Stated exercise>
Copy every line of the data exactly, leaving nothing out.

Dataset excerpt
========================================

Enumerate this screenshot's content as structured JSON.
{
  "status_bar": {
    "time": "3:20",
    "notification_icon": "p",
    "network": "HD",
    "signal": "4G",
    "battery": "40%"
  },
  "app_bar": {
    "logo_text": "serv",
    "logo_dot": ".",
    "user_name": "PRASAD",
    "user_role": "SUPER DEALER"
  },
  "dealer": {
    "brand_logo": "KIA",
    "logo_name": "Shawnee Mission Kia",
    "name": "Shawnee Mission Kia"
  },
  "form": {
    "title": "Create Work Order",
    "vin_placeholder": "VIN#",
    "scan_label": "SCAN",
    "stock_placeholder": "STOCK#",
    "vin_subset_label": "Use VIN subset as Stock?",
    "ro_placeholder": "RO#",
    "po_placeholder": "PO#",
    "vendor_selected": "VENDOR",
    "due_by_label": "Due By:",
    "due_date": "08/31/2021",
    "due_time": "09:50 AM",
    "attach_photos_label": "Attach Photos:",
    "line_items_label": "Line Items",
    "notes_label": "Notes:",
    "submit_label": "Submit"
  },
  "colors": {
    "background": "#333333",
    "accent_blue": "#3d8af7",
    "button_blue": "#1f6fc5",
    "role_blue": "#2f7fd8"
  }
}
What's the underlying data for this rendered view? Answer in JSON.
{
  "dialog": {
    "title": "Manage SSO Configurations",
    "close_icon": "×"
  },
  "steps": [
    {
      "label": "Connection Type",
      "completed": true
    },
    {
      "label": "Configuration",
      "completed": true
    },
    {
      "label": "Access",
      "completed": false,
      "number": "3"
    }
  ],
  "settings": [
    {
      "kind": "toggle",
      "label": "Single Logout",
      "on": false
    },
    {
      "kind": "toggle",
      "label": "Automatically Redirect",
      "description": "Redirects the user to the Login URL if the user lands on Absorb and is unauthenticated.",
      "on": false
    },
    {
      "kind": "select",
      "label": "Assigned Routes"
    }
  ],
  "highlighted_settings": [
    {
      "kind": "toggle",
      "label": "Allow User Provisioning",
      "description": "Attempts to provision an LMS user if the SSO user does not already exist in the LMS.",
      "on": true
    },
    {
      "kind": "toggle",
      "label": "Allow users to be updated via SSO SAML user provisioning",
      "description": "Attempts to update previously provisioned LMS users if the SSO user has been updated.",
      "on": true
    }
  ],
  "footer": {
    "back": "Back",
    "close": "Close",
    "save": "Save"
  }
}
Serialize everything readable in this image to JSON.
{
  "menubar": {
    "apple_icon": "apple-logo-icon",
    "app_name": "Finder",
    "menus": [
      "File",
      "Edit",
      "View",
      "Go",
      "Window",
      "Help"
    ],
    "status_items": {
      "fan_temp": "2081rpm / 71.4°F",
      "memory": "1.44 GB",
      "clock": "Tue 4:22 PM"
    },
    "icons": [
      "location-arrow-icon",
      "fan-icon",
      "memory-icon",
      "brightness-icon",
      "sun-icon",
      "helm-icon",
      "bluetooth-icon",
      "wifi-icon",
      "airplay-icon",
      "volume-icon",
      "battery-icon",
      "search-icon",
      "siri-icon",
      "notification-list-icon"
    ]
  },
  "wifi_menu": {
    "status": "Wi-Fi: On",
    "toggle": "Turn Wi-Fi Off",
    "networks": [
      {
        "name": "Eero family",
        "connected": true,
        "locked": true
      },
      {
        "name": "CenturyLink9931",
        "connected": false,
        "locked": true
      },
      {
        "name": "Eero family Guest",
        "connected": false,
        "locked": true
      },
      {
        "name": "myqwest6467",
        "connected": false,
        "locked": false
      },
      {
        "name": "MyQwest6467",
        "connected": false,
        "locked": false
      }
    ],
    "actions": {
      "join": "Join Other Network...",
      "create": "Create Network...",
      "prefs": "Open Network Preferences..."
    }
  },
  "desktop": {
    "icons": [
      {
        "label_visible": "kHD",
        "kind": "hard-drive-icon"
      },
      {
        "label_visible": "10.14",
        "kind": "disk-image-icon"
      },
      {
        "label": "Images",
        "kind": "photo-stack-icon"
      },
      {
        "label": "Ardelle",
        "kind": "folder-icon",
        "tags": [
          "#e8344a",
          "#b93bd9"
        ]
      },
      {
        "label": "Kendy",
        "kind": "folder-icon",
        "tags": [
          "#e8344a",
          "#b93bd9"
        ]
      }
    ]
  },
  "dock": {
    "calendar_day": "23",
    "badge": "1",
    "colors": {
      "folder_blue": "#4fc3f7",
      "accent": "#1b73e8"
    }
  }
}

========================================

Worked solution>
Enumerate this screenshot's content as structured JSON.
{
  "status_bar": {
    "time": "3:20",
    "notification_icon": "p",
    "network": "HD",
    "signal": "4G",
    "battery": "40%"
  },
  "app_bar": {
    "logo_text": "serv",
    "logo_dot": ".",
    "user_name": "PRASAD",
    "user_role": "SUPER DEALER"
  },
  "dealer": {
    "brand_logo": "KIA",
    "logo_name": "Shawnee Mission Kia",
    "name": "Shawnee Mission Kia"
  },
  "form": {
    "title": "Create Work Order",
    "vin_placeholder": "VIN#",
    "scan_label": "SCAN",
    "stock_placeholder": "STOCK#",
    "vin_subset_label": "Use VIN subset as Stock?",
    "ro_placeholder": "RO#",
    "po_placeholder": "PO#",
    "vendor_selected": "VENDOR",
    "due_by_label": "Due By:",
    "due_date": "08/31/2021",
    "due_time": "09:50 AM",
    "attach_photos_label": "Attach Photos:",
    "line_items_label": "Line Items",
    "notes_label": "Notes:",
    "submit_label": "Submit"
  },
  "colors": {
    "background": "#333333",
    "accent_blue": "#3d8af7",
    "button_blue": "#1f6fc5",
    "role_blue": "#2f7fd8"
  }
}
What's the underlying data for this rendered view? Answer in JSON.
{
  "dialog": {
    "title": "Manage SSO Configurations",
    "close_icon": "×"
  },
  "steps": [
    {
      "label": "Connection Type",
      "completed": true
    },
    {
      "label": "Configuration",
      "completed": true
    },
    {
      "label": "Access",
      "completed": false,
      "number": "3"
    }
  ],
  "settings": [
    {
      "kind": "toggle",
      "label": "Single Logout",
      "on": false
    },
    {
      "kind": "toggle",
      "label": "Automatically Redirect",
      "description": "Redirects the user to the Login URL if the user lands on Absorb and is unauthenticated.",
      "on": false
    },
    {
      "kind": "select",
      "label": "Assigned Routes"
    }
  ],
  "highlighted_settings": [
    {
      "kind": "toggle",
      "label": "Allow User Provisioning",
      "description": "Attempts to provision an LMS user if the SSO user does not already exist in the LMS.",
      "on": true
    },
    {
      "kind": "toggle",
      "label": "Allow users to be updated via SSO SAML user provisioning",
      "description": "Attempts to update previously provisioned LMS users if the SSO user has been updated.",
      "on": true
    }
  ],
  "footer": {
    "back": "Back",
    "close": "Close",
    "save": "Save"
  }
}
Serialize everything readable in this image to JSON.
{
  "menubar": {
    "apple_icon": "apple-logo-icon",
    "app_name": "Finder",
    "menus": [
      "File",
      "Edit",
      "View",
      "Go",
      "Window",
      "Help"
    ],
    "status_items": {
      "fan_temp": "2081rpm / 71.4°F",
      "memory": "1.44 GB",
      "clock": "Tue 4:22 PM"
    },
    "icons": [
      "location-arrow-icon",
      "fan-icon",
      "memory-icon",
      "brightness-icon",
      "sun-icon",
      "helm-icon",
      "bluetooth-icon",
      "wifi-icon",
      "airplay-icon",
      "volume-icon",
      "battery-icon",
      "search-icon",
      "siri-icon",
      "notification-list-icon"
    ]
  },
  "wifi_menu": {
    "status": "Wi-Fi: On",
    "toggle": "Turn Wi-Fi Off",
    "networks": [
      {
        "name": "Eero family",
        "connected": true,
        "locked": true
      },
      {
        "name": "CenturyLink9931",
        "connected": false,
        "locked": true
      },
      {
        "name": "Eero family Guest",
        "connected": false,
        "locked": true
      },
      {
        "name": "myqwest6467",
        "connected": false,
        "locked": false
      },
      {
        "name": "MyQwest6467",
        "connected": false,
        "locked": false
      }
    ],
    "actions": {
      "join": "Join Other Network...",
      "create": "Create Network...",
      "prefs": "Open Network Preferences..."
    }
  },
  "desktop": {
    "icons": [
      {
        "label_visible": "kHD",
        "kind": "hard-drive-icon"
      },
      {
        "label_visible": "10.14",
        "kind": "disk-image-icon"
      },
      {
        "label": "Images",
        "kind": "photo-stack-icon"
      },
      {
        "label": "Ardelle",
        "kind": "folder-icon",
        "tags": [
          "#e8344a",
          "#b93bd9"
        ]
      },
      {
        "label": "Kendy",
        "kind": "folder-icon",
        "tags": [
          "#e8344a",
          "#b93bd9"
        ]
      }
    ]
  },
  "dock": {
    "calendar_day": "23",
    "badge": "1",
    "colors": {
      "folder_blue": "#4fc3f7",
      "accent": "#1b73e8"
    }
  }
}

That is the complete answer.